**WORK INSTRUCTIONS**
Extract the records below word for word and ignore the images.

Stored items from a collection
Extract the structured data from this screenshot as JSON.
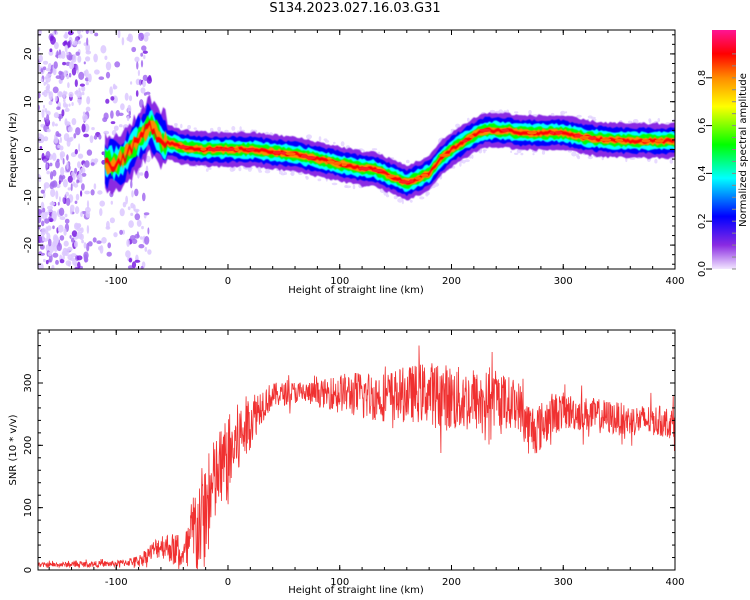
{
  "title": "S134.2023.027.16.03.G31",
  "chart_data": [
    {
      "type": "heatmap",
      "name": "spectrogram",
      "xlabel": "Height of straight line (km)",
      "ylabel": "Frequency (Hz)",
      "xlim": [
        -170,
        400
      ],
      "ylim": [
        -25,
        25
      ],
      "xticks": [
        -100,
        0,
        100,
        200,
        300,
        400
      ],
      "yticks": [
        -20,
        -10,
        0,
        10,
        20
      ],
      "colorbar": {
        "label": "Normalized spectral amplitude",
        "range": [
          0,
          1
        ],
        "ticks": [
          "0.0",
          "0.2",
          "0.4",
          "0.6",
          "0.8"
        ],
        "colors": [
          "#f2e6ff",
          "#8a2be2",
          "#0000ff",
          "#00ffff",
          "#00ff00",
          "#ffff00",
          "#ff8c00",
          "#ff0000",
          "#ff1493"
        ]
      },
      "ridge": {
        "x": [
          -150,
          -120,
          -100,
          -90,
          -80,
          -70,
          -60,
          -40,
          -20,
          0,
          20,
          40,
          60,
          80,
          100,
          110,
          120,
          130,
          140,
          150,
          160,
          170,
          180,
          190,
          200,
          210,
          220,
          230,
          240,
          250,
          260,
          270,
          280,
          290,
          300,
          320,
          340,
          360,
          380,
          400
        ],
        "freq": [
          -2,
          -3,
          -3,
          -1,
          2,
          5,
          2,
          0.5,
          0,
          0,
          0,
          -0.5,
          -1,
          -2,
          -3,
          -3.5,
          -4,
          -4,
          -5,
          -6,
          -7,
          -6,
          -5,
          -2,
          0,
          1.5,
          3,
          4,
          4,
          4,
          3.5,
          3.5,
          3.5,
          3.5,
          3.5,
          2.5,
          2,
          1.8,
          1.8,
          1.8
        ]
      }
    },
    {
      "type": "line",
      "name": "snr",
      "xlabel": "Height of straight line (km)",
      "ylabel": "SNR (10 * v/v)",
      "xlim": [
        -170,
        400
      ],
      "ylim": [
        0,
        385
      ],
      "xticks": [
        -100,
        0,
        100,
        200,
        300,
        400
      ],
      "yticks": [
        0,
        100,
        200,
        300
      ],
      "color": "#f03030",
      "envelope": {
        "x": [
          -170,
          -100,
          -80,
          -60,
          -50,
          -40,
          -30,
          -20,
          -10,
          0,
          10,
          20,
          30,
          40,
          60,
          80,
          100,
          120,
          140,
          160,
          180,
          200,
          220,
          240,
          260,
          270,
          280,
          290,
          300,
          320,
          340,
          360,
          380,
          400
        ],
        "mid": [
          8,
          10,
          15,
          40,
          35,
          20,
          60,
          90,
          150,
          180,
          210,
          240,
          265,
          280,
          285,
          282,
          285,
          280,
          278,
          282,
          285,
          275,
          270,
          275,
          265,
          225,
          230,
          250,
          255,
          250,
          245,
          240,
          240,
          235
        ],
        "amp": [
          4,
          5,
          8,
          20,
          25,
          20,
          80,
          90,
          70,
          70,
          60,
          45,
          30,
          20,
          18,
          20,
          30,
          40,
          40,
          45,
          50,
          55,
          50,
          45,
          40,
          45,
          40,
          35,
          30,
          28,
          28,
          25,
          25,
          25
        ]
      }
    }
  ]
}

**FULL OUTPUT**
Extract the structured data from this screenshot as JSON.
{
  "title": "S134.2023.027.16.03.G31",
  "chart_data": [
    {
      "type": "heatmap",
      "name": "spectrogram",
      "xlabel": "Height of straight line (km)",
      "ylabel": "Frequency (Hz)",
      "xlim": [
        -170,
        400
      ],
      "ylim": [
        -25,
        25
      ],
      "xticks": [
        -100,
        0,
        100,
        200,
        300,
        400
      ],
      "yticks": [
        -20,
        -10,
        0,
        10,
        20
      ],
      "colorbar": {
        "label": "Normalized spectral amplitude",
        "range": [
          0,
          1
        ],
        "ticks": [
          "0.0",
          "0.2",
          "0.4",
          "0.6",
          "0.8"
        ],
        "colors": [
          "#f2e6ff",
          "#8a2be2",
          "#0000ff",
          "#00ffff",
          "#00ff00",
          "#ffff00",
          "#ff8c00",
          "#ff0000",
          "#ff1493"
        ]
      },
      "ridge": {
        "x": [
          -150,
          -120,
          -100,
          -90,
          -80,
          -70,
          -60,
          -40,
          -20,
          0,
          20,
          40,
          60,
          80,
          100,
          110,
          120,
          130,
          140,
          150,
          160,
          170,
          180,
          190,
          200,
          210,
          220,
          230,
          240,
          250,
          260,
          270,
          280,
          290,
          300,
          320,
          340,
          360,
          380,
          400
        ],
        "freq": [
          -2,
          -3,
          -3,
          -1,
          2,
          5,
          2,
          0.5,
          0,
          0,
          0,
          -0.5,
          -1,
          -2,
          -3,
          -3.5,
          -4,
          -4,
          -5,
          -6,
          -7,
          -6,
          -5,
          -2,
          0,
          1.5,
          3,
          4,
          4,
          4,
          3.5,
          3.5,
          3.5,
          3.5,
          3.5,
          2.5,
          2,
          1.8,
          1.8,
          1.8
        ]
      }
    },
    {
      "type": "line",
      "name": "snr",
      "xlabel": "Height of straight line (km)",
      "ylabel": "SNR (10 * v/v)",
      "xlim": [
        -170,
        400
      ],
      "ylim": [
        0,
        385
      ],
      "xticks": [
        -100,
        0,
        100,
        200,
        300,
        400
      ],
      "yticks": [
        0,
        100,
        200,
        300
      ],
      "color": "#f03030",
      "envelope": {
        "x": [
          -170,
          -100,
          -80,
          -60,
          -50,
          -40,
          -30,
          -20,
          -10,
          0,
          10,
          20,
          30,
          40,
          60,
          80,
          100,
          120,
          140,
          160,
          180,
          200,
          220,
          240,
          260,
          270,
          280,
          290,
          300,
          320,
          340,
          360,
          380,
          400
        ],
        "mid": [
          8,
          10,
          15,
          40,
          35,
          20,
          60,
          90,
          150,
          180,
          210,
          240,
          265,
          280,
          285,
          282,
          285,
          280,
          278,
          282,
          285,
          275,
          270,
          275,
          265,
          225,
          230,
          250,
          255,
          250,
          245,
          240,
          240,
          235
        ],
        "amp": [
          4,
          5,
          8,
          20,
          25,
          20,
          80,
          90,
          70,
          70,
          60,
          45,
          30,
          20,
          18,
          20,
          30,
          40,
          40,
          45,
          50,
          55,
          50,
          45,
          40,
          45,
          40,
          35,
          30,
          28,
          28,
          25,
          25,
          25
        ]
      }
    }
  ]
}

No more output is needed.